**Task list:**
a) Answer these questions about the SpaceX notebook:
(i) Up to what date does the notebook keep launches?
(ii) Which pandas method does it apply to the nested JSON data?
(iii) From which column does it say the booster name can be extracted?
b) Reproduce the part of the SpaceX notebook starting at "df = df[df['cores'].map(len)" and ending at "df['cores'].map(lambda x : x[0])", word for word.

____ Reading text

In [None]:
# import required libraries
import pandas as pd
import numpy as np
import requests

In [None]:
import datetime

In [None]:
spacex_url = "https://api.spacexdata.com/v4/launches/past"

In [None]:
response = requests.get(spacex_url)

In [None]:
print(response.status_code)

In [None]:
## print the raw that response.get() extracted from spacex API.
# print(response.text)
#  (or)
# print(response.json())

In [None]:
# assigning Response data to a variable which is in JSON.
data = response.json()

##### The data that is collected previously is dynamic but I want to use the static data for this project as a learner. I will use the static JSON data provided by COURSERA.

In [None]:
spacex_url = "https://cf-courses-data.s3.us.cloud-object-storage.appdomain.cloud/IBM-DS0321EN-SkillsNetwork/datasets/API_call_spacex_api.json"

In [None]:
response = requests.get(spacex_url)

In [None]:
print(response.status_code)

In [None]:
data = response.json()

In [None]:
# Print the JSON data.
# print(data)

##### The JSON data contain nested structure. So, we use json_normalize method to reduce errors while using DataFrame.

In [None]:
df = pd.json_normalize(data)

In [None]:
# First 5 rows of the DataFrame.
# df.head()

In [None]:
# columns in the data frame.
# df.columns

In [None]:
# data types of each column
# df.dtypes

In [None]:
# shape of the dataset.
# df.shape

##### Filtering the dataset by keeping the required columns for the project.

In [None]:
df = df[['rocket', 'payloads', 'launchpad', 'cores', 'flight_number', 'date_utc']]

In [None]:
# Removing rows with multiple cores(rockets with extra boosters).
df = df[df['cores'].map(len) == 1]
df = df[df['payloads'].map(len) == 1]

In [None]:
# Both payloads and cores have lists as data, extracting the single value from them.
df['cores'] = df['cores'].map(lambda x : x[0])
df['payloads'] = df['payloads'].map(lambda x : x[0])

In [None]:
# Date columns contains both date and time, we need to extract date.
df['date'] = pd.to_datetime(df['date_utc']).dt.date

In [None]:
# Filtering the launches happened before 2020-11-13.
df = df[df['date'] <= datetime.date(2020,11,13)]

In [None]:
# df.tail()
df.shape

#### The dataset contains the data in encrypted form, we need to convert them into human readable form. 

##### We need to create some helper functions to use API to extract information using these encrypted data.

In [None]:
# Variables that store the extracted data and helps to create a new dataframe.
# Global Variables.
BoosterVersion = []
PayloadMass = []
Orbit = []
LaunchSite = []
Outcome = []
Flights = []
GridFins = []
Reused = []
Legs = []
LandingPad = []
Block = []
ReusedCount = []
Serial = []
Longitude = []
Latitude = []

In [None]:
''' HELPER FUNCTIONS'''

# From ROCKET column we can extract booster name.
def getBoosterVersion(data):
    for x in data['rocket']:
        if x:
            response = requests.get("https://api.spacexdata.com/v4/rockets/"+str(x)).json()
            BoosterVersion.append(response['name'])

________
____ Data shown

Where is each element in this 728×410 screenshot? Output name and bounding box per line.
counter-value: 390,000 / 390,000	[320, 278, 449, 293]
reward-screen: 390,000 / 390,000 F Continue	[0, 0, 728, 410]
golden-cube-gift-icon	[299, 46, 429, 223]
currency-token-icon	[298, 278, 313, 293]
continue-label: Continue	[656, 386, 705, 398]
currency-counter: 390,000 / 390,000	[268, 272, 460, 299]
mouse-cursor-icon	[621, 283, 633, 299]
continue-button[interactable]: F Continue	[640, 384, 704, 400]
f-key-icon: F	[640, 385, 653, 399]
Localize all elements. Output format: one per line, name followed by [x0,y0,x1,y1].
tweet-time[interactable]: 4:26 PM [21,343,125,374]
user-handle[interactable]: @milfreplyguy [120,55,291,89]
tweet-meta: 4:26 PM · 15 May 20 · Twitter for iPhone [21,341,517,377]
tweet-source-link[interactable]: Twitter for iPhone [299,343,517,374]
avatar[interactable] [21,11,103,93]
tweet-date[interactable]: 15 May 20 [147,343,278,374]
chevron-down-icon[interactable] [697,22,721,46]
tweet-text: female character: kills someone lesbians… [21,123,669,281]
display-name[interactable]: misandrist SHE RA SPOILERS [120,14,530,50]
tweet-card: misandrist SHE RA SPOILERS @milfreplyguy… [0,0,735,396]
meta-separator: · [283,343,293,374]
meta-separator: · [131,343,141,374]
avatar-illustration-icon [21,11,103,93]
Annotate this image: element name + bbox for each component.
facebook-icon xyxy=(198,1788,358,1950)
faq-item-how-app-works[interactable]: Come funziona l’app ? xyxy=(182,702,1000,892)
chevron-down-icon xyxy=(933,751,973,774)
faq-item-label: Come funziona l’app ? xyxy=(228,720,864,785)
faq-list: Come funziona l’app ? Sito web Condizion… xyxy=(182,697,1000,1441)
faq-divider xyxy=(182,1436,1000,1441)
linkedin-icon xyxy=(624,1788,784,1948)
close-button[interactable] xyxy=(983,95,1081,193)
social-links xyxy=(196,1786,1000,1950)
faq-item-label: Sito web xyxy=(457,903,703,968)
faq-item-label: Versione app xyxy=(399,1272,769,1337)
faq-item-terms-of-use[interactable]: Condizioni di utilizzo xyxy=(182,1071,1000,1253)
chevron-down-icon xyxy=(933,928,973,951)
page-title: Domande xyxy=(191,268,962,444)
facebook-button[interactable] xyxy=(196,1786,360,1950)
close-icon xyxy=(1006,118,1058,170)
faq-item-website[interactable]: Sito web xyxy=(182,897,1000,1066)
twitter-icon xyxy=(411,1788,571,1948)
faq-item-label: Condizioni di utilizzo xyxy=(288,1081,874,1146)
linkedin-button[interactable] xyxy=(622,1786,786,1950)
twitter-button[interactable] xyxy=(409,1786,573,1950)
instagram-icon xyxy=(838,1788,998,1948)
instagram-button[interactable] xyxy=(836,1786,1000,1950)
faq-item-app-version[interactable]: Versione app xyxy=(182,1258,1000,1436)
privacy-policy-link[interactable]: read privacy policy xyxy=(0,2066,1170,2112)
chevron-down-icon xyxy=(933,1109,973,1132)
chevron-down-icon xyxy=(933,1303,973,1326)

________

**Results in order:**
a)
(i) 2020-11-13
(ii) json_normalize
(iii) The rocket column

b)
df = df[df['cores'].map(len) == 1]
df = df[df['payloads'].map(len) == 1]

In [None]:
# Both payloads and cores have lists as data, extracting the single value from them.
df['cores'] = df['cores'].map(lambda x : x[0])